7. Grant of Royalty. The Company will grant Employee a one (1%) percent net smelter return royalty (“NSR”) for all prospects generated by Employee and which are acquired by staking for the Company. The Company will grant Employee a one-half (1/2%) percent NSR for all prospects generated by Employee which are subsequently leased by the Company, exclusive of the Tempo property, provided that (i) such lease carries a total maximum NSR of four (4%) percent (inclusive of the one-half (1/2%) percent royalty to Employee), and (ii) such lease does not adjoin a claim from which Employee is otherwise entitled to receive participation in an NSR. The Company will have the right to purchase all of such one-half (1/2%) percent NSRs respecting leased prospects in the aggregate at any time for $500,000.
 
8. Stock or Option Plan. The Board shall determine, from time to time, in its discretion whether and to what extent the Employee may participate in any stock or option plan hereafter adopted by the Company.

=======

The tasks
(A) Reproduce a portion of the contract clauses word for word, starting at the words "8. Stock or" and ending after the words "by the Company.".
(B) Decide whether each statement agrees with the contract clauses, answering yes or no and quoting the deciding words: (i) The Company may buy all of the one-half percent NSRs on leased prospects together for $500,000. (ii) The one-half percent NSR covers the Tempo property. (iii) The Employee is assured participation in any stock or option plan the Company later adopts.
(C) Under the contract clauses, what royalty does the Employee receive for prospects the Employee generates that are acquired by staking for the Company?

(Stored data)

=======

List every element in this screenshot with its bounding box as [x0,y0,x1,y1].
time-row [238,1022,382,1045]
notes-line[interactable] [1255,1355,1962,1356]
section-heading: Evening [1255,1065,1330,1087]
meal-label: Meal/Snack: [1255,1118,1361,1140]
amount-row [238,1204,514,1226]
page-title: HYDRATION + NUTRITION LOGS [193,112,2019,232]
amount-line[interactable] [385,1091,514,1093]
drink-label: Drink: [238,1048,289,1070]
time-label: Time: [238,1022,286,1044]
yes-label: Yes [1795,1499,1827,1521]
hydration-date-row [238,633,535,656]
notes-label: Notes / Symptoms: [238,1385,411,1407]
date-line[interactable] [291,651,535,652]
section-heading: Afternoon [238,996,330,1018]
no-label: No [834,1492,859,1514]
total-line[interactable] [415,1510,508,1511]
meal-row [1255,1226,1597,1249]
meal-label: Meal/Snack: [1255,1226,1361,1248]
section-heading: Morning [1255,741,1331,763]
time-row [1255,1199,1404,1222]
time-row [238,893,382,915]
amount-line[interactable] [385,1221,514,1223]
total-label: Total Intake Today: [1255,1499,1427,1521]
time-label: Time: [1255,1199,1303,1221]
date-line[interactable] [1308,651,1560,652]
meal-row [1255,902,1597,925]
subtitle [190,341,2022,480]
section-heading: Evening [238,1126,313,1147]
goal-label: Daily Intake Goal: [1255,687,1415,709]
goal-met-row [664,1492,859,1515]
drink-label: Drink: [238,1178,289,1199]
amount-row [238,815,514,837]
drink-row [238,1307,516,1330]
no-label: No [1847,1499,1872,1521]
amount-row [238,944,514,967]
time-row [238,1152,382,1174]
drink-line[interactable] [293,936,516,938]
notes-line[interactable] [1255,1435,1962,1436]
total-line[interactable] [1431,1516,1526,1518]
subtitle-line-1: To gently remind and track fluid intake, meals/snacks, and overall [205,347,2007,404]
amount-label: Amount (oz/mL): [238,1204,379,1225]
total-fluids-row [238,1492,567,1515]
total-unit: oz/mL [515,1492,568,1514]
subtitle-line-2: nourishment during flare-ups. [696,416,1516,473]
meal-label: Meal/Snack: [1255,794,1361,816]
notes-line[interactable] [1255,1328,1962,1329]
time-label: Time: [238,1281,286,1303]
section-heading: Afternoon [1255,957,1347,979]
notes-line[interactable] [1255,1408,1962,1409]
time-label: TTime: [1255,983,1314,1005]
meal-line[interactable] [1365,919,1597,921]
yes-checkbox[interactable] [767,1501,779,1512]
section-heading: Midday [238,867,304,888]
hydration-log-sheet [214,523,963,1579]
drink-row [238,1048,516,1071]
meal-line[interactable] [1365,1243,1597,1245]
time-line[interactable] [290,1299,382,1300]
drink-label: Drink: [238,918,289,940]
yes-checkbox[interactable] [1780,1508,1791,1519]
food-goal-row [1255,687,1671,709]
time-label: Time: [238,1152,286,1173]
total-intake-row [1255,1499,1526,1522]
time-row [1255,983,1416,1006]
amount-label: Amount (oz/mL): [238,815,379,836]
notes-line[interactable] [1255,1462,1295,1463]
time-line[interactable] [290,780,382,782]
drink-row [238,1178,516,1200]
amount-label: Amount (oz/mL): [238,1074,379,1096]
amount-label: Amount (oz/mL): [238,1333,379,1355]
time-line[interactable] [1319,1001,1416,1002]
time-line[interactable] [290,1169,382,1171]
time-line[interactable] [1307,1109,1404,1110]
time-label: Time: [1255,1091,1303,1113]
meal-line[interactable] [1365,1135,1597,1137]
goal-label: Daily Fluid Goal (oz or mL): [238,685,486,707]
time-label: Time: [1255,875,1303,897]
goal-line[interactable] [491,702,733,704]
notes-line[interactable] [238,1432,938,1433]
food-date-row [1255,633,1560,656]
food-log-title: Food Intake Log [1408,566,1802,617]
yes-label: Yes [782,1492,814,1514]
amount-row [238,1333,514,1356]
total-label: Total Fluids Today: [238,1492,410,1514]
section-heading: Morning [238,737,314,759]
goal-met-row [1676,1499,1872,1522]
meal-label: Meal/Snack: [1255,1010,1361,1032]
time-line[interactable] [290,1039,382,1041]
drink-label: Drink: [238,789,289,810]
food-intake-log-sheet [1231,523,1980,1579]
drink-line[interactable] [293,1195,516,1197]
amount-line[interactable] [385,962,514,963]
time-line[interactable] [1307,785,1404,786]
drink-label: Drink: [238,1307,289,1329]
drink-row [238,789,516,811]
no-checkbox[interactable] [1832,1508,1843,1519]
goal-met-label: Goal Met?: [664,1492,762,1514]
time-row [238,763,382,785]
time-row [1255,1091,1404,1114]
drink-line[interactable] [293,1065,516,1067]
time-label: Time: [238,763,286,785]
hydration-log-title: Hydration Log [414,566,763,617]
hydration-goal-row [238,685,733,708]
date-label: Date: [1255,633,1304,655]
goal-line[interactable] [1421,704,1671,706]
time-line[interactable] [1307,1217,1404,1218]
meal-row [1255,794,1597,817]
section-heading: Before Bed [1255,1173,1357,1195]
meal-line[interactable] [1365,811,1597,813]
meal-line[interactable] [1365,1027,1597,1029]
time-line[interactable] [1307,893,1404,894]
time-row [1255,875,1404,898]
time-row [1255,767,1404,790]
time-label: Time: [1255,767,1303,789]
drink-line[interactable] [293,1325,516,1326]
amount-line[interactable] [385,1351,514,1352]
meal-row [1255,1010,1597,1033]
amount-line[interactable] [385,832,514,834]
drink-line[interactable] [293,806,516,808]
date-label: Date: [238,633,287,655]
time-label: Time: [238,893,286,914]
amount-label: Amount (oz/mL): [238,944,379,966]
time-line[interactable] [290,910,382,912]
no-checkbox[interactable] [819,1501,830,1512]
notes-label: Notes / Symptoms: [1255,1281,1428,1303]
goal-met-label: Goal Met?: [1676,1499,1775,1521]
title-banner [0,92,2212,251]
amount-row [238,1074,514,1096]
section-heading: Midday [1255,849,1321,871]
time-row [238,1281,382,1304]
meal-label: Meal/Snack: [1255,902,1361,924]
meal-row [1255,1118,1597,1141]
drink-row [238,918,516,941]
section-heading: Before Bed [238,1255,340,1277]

=======

Completed exercise
(A)
8. Stock or Option Plan. The Board shall determine, from time to time, in its discretion whether and to what extent the Employee may participate in any stock or option plan hereafter adopted by the Company.

(B)
(i) Yes: "The Company will have the right to purchase all of such one-half (1/2%) percent NSRs respecting leased prospects in the aggregate at any time for $500,000."
(ii) No: "exclusive of the Tempo property"
(iii) No: "The Board shall determine, from time to time, in its discretion whether and to what extent the Employee may participate in any stock or option plan hereafter adopted by the Company."

(C) A one (1%) percent net smelter return royalty (NSR).